Extracted data entries:

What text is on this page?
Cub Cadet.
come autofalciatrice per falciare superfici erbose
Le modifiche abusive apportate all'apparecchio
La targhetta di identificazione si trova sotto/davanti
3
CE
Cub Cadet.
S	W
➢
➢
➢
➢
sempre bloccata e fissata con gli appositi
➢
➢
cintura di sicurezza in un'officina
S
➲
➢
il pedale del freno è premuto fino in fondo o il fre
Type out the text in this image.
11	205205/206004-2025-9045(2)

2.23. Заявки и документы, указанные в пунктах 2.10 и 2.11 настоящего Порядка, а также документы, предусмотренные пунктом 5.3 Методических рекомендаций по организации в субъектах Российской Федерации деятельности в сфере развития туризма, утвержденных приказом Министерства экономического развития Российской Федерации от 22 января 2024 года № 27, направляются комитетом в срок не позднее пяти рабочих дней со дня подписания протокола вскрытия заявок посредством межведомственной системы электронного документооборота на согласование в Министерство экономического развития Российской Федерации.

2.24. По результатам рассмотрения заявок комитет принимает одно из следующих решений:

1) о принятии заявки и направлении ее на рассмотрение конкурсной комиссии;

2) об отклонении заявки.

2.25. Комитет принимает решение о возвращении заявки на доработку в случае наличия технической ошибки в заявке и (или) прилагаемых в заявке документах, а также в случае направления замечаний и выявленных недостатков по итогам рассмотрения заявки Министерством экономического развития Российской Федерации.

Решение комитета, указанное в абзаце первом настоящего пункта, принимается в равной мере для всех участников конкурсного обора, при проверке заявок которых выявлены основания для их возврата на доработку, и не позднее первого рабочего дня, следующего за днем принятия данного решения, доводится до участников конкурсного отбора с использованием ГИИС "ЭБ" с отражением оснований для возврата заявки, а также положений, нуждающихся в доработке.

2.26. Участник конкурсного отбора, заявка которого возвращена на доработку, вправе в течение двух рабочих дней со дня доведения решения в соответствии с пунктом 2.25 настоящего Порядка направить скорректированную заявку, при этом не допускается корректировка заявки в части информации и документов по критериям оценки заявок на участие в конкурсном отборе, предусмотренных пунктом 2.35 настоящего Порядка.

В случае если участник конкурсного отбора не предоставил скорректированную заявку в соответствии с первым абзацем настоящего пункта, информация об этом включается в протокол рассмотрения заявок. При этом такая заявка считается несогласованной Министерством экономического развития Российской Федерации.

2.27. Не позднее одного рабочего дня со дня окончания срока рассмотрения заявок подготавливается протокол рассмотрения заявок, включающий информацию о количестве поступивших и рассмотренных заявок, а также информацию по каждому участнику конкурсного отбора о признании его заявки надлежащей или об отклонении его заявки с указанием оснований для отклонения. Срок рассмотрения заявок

REQUEST:
Exactly how many lines of the listing above contain the string "также"? Give no more than the number.

RESPONSE:
4